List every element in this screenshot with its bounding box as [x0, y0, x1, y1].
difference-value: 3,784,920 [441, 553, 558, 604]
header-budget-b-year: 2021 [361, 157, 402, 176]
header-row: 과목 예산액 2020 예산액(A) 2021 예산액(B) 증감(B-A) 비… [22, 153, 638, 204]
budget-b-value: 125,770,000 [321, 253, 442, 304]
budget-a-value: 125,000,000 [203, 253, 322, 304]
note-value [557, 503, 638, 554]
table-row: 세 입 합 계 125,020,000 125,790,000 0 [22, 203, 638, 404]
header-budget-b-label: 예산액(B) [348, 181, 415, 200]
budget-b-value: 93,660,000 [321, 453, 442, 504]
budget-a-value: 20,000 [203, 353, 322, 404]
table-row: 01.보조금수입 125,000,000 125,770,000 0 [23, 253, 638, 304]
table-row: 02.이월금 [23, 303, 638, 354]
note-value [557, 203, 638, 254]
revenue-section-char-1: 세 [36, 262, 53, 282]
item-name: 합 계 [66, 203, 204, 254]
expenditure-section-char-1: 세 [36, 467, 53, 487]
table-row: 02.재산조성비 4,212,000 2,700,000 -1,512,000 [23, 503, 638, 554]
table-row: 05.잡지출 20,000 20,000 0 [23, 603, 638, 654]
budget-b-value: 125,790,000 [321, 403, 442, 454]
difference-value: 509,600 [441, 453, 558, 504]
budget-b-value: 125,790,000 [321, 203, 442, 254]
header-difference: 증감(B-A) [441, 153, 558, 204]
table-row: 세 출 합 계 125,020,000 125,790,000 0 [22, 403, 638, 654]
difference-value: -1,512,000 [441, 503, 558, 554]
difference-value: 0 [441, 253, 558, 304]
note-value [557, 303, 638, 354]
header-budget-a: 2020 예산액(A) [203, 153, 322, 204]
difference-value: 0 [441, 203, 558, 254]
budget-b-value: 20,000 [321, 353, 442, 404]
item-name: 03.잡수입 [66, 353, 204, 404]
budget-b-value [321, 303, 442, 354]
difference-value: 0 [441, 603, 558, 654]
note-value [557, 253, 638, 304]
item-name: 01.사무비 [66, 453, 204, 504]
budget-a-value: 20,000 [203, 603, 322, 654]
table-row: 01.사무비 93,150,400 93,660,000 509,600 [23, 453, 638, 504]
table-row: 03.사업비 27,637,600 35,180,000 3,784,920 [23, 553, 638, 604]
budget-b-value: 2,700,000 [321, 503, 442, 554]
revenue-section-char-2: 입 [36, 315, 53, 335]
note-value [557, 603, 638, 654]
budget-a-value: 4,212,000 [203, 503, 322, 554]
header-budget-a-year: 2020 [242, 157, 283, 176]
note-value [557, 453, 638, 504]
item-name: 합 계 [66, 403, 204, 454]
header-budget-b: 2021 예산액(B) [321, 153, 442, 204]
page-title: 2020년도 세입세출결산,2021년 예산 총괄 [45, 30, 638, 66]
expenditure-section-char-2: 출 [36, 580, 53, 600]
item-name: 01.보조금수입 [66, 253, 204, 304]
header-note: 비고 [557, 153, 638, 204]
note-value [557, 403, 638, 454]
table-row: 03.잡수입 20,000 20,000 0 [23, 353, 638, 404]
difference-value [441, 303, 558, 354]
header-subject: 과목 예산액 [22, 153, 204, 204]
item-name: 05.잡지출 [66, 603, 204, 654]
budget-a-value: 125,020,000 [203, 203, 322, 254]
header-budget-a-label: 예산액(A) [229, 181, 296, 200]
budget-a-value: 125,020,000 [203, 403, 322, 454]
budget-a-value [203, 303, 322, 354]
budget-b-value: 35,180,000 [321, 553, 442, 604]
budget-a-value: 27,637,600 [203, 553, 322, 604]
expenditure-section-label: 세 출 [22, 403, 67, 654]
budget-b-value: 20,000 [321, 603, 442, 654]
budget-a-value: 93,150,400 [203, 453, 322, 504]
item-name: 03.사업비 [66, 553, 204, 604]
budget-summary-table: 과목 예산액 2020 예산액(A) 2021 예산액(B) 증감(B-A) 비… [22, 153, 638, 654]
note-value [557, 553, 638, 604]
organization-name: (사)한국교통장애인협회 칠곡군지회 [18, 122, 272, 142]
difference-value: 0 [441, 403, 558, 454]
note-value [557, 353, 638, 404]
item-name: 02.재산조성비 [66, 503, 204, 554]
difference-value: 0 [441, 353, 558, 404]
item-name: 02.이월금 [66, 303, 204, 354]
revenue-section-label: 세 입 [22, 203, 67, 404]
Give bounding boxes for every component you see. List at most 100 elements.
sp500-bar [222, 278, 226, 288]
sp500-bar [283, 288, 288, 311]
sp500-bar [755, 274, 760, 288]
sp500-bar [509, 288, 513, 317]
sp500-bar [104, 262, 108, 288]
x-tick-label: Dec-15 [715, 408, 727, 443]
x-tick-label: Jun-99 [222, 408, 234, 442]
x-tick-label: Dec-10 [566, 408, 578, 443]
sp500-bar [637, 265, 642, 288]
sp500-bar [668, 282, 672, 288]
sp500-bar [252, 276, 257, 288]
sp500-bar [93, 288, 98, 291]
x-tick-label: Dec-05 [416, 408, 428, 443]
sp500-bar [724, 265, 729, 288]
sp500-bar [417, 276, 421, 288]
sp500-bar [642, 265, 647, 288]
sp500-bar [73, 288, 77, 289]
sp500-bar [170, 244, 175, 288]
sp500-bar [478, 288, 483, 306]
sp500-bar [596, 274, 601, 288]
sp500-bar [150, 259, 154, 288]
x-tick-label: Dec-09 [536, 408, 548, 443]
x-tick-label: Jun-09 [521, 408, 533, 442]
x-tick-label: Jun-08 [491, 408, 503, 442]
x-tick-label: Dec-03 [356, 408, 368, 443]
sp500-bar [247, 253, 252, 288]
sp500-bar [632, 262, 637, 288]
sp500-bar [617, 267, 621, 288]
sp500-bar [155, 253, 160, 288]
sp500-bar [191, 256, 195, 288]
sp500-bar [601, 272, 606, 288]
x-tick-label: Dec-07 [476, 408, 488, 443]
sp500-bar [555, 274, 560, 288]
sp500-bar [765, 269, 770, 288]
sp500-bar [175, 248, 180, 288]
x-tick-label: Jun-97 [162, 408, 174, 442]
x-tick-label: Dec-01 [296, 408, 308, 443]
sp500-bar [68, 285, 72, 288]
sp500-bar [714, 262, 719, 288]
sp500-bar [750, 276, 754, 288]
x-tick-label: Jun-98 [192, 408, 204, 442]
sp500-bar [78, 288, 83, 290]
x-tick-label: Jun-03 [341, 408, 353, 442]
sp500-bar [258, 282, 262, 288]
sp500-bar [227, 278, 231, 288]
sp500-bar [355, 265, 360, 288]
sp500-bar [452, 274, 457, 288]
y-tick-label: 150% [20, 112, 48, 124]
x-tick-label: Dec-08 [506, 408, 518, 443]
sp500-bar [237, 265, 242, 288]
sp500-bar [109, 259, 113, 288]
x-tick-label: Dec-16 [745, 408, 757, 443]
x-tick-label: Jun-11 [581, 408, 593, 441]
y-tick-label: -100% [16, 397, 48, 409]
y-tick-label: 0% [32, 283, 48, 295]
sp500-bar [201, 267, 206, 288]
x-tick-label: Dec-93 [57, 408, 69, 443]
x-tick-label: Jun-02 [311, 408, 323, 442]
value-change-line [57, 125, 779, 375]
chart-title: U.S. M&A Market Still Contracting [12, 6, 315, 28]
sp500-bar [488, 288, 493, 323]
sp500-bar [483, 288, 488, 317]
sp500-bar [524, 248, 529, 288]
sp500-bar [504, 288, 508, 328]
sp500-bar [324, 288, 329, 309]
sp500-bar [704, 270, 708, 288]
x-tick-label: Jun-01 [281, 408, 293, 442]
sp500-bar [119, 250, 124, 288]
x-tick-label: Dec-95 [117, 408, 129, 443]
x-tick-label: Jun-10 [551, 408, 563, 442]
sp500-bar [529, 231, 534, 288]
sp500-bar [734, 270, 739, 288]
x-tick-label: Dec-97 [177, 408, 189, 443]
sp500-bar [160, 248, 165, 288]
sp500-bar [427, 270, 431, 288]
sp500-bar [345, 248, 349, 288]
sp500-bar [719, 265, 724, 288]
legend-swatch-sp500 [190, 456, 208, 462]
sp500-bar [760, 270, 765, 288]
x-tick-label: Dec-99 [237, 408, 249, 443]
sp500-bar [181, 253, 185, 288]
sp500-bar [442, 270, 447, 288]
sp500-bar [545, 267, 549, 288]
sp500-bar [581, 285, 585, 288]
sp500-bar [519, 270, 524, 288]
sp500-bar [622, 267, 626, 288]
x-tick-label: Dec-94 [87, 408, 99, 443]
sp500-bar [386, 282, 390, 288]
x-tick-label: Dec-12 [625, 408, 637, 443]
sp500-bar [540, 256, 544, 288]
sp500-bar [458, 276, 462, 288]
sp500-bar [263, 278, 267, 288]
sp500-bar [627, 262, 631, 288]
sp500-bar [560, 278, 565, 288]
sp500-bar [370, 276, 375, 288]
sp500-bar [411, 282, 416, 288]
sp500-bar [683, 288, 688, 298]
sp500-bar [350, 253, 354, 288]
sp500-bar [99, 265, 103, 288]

Task description >>
Print the data word for word, starting at its first line and ending at the line that contains "table-row: 02.이월금 [23, 303, 638, 354]", with both of those lines included.

Exercise result >>
List every element in this screenshot with its bounding box as [x0, y0, x1, y1].
difference-value: 3,784,920 [441, 553, 558, 604]
header-budget-b-year: 2021 [361, 157, 402, 176]
header-row: 과목 예산액 2020 예산액(A) 2021 예산액(B) 증감(B-A) 비… [22, 153, 638, 204]
budget-b-value: 125,770,000 [321, 253, 442, 304]
budget-a-value: 125,000,000 [203, 253, 322, 304]
note-value [557, 503, 638, 554]
table-row: 세 입 합 계 125,020,000 125,790,000 0 [22, 203, 638, 404]
header-budget-b-label: 예산액(B) [348, 181, 415, 200]
budget-b-value: 93,660,000 [321, 453, 442, 504]
budget-a-value: 20,000 [203, 353, 322, 404]
table-row: 01.보조금수입 125,000,000 125,770,000 0 [23, 253, 638, 304]
table-row: 02.이월금 [23, 303, 638, 354]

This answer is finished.